■ TASK BRIEF:
Copy the records below exactly as they are written.

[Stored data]

----

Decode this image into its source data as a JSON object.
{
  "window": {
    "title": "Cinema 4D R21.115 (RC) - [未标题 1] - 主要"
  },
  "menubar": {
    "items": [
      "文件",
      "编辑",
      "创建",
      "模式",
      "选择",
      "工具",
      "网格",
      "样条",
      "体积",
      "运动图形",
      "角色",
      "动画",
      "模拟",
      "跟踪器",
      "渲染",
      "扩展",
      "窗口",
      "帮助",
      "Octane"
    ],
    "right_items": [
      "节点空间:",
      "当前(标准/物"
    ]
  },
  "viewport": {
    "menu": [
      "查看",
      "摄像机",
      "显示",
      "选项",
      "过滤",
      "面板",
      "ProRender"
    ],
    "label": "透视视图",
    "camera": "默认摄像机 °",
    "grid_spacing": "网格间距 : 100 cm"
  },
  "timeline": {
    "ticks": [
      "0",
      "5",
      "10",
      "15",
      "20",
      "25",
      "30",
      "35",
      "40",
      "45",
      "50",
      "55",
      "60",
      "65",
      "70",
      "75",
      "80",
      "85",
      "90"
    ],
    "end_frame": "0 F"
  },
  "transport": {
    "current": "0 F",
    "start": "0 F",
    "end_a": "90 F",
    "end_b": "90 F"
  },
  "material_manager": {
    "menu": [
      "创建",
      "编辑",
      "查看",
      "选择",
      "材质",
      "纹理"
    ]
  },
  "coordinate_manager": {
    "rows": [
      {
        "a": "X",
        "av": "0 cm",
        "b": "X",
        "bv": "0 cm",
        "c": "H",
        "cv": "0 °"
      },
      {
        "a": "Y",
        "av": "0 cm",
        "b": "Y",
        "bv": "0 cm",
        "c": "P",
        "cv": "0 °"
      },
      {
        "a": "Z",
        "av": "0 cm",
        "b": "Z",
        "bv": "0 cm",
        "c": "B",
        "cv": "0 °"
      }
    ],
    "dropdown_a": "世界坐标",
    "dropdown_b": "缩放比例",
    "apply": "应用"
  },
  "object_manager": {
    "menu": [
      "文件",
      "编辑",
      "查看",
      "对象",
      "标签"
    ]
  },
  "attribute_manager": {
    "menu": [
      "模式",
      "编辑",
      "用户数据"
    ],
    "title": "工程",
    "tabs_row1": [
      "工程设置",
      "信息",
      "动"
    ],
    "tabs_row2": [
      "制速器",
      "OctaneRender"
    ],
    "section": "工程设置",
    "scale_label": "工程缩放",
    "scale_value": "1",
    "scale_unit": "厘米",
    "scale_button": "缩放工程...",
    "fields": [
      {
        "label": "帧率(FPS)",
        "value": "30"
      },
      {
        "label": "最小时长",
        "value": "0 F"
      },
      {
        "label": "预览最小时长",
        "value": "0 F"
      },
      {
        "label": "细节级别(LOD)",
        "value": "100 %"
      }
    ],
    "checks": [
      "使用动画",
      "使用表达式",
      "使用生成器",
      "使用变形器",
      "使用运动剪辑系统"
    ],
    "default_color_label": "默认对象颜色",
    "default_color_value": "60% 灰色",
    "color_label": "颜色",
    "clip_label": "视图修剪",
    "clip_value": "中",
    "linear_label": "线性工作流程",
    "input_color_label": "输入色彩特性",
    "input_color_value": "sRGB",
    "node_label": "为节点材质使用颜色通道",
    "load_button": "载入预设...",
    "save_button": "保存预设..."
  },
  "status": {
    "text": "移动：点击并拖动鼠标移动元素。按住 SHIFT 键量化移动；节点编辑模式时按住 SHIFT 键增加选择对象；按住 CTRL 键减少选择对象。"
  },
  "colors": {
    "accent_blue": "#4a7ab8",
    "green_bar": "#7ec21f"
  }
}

----

■ TASK RESPONSE:
Decode this image into its source data as a JSON object.
{
  "window": {
    "title": "Cinema 4D R21.115 (RC) - [未标题 1] - 主要"
  },
  "menubar": {
    "items": [
      "文件",
      "编辑",
      "创建",
      "模式",
      "选择",
      "工具",
      "网格",
      "样条",
      "体积",
      "运动图形",
      "角色",
      "动画",
      "模拟",
      "跟踪器",
      "渲染",
      "扩展",
      "窗口",
      "帮助",
      "Octane"
    ],
    "right_items": [
      "节点空间:",
      "当前(标准/物"
    ]
  },
  "viewport": {
    "menu": [
      "查看",
      "摄像机",
      "显示",
      "选项",
      "过滤",
      "面板",
      "ProRender"
    ],
    "label": "透视视图",
    "camera": "默认摄像机 °",
    "grid_spacing": "网格间距 : 100 cm"
  },
  "timeline": {
    "ticks": [
      "0",
      "5",
      "10",
      "15",
      "20",
      "25",
      "30",
      "35",
      "40",
      "45",
      "50",
      "55",
      "60",
      "65",
      "70",
      "75",
      "80",
      "85",
      "90"
    ],
    "end_frame": "0 F"
  },
  "transport": {
    "current": "0 F",
    "start": "0 F",
    "end_a": "90 F",
    "end_b": "90 F"
  },
  "material_manager": {
    "menu": [
      "创建",
      "编辑",
      "查看",
      "选择",
      "材质",
      "纹理"
    ]
  },
  "coordinate_manager": {
    "rows": [
      {
        "a": "X",
        "av": "0 cm",
        "b": "X",
        "bv": "0 cm",
        "c": "H",
        "cv": "0 °"
      },
      {
        "a": "Y",
        "av": "0 cm",
        "b": "Y",
        "bv": "0 cm",
        "c": "P",
        "cv": "0 °"
      },
      {
        "a": "Z",
        "av": "0 cm",
        "b": "Z",
        "bv": "0 cm",
        "c": "B",
        "cv": "0 °"
      }
    ],
    "dropdown_a": "世界坐标",
    "dropdown_b": "缩放比例",
    "apply": "应用"
  },
  "object_manager": {
    "menu": [
      "文件",
      "编辑",
      "查看",
      "对象",
      "标签"
    ]
  },
  "attribute_manager": {
    "menu": [
      "模式",
      "编辑",
      "用户数据"
    ],
    "title": "工程",
    "tabs_row1": [
      "工程设置",
      "信息",
      "动"
    ],
    "tabs_row2": [
      "制速器",
      "OctaneRender"
    ],
    "section": "工程设置",
    "scale_label": "工程缩放",
    "scale_value": "1",
    "scale_unit": "厘米",
    "scale_button": "缩放工程...",
    "fields": [
      {
        "label": "帧率(FPS)",
        "value": "30"
      },
      {
        "label": "最小时长",
        "value": "0 F"
      },
      {
        "label": "预览最小时长",
        "value": "0 F"
      },
      {
        "label": "细节级别(LOD)",
        "value": "100 %"
      }
    ],
    "checks": [
      "使用动画",
      "使用表达式",
      "使用生成器",
      "使用变形器",
      "使用运动剪辑系统"
    ],
    "default_color_label": "默认对象颜色",
    "default_color_value": "60% 灰色",
    "color_label": "颜色",
    "clip_label": "视图修剪",
    "clip_value": "中",
    "linear_label": "线性工作流程",
    "input_color_label": "输入色彩特性",
    "input_color_value": "sRGB",
    "node_label": "为节点材质使用颜色通道",
    "load_button": "载入预设...",
    "save_button": "保存预设..."
  },
  "status": {
    "text": "移动：点击并拖动鼠标移动元素。按住 SHIFT 键量化移动；节点编辑模式时按住 SHIFT 键增加选择对象；按住 CTRL 键减少选择对象。"
  },
  "colors": {
    "accent_blue": "#4a7ab8",
    "green_bar": "#7ec21f"
  }
}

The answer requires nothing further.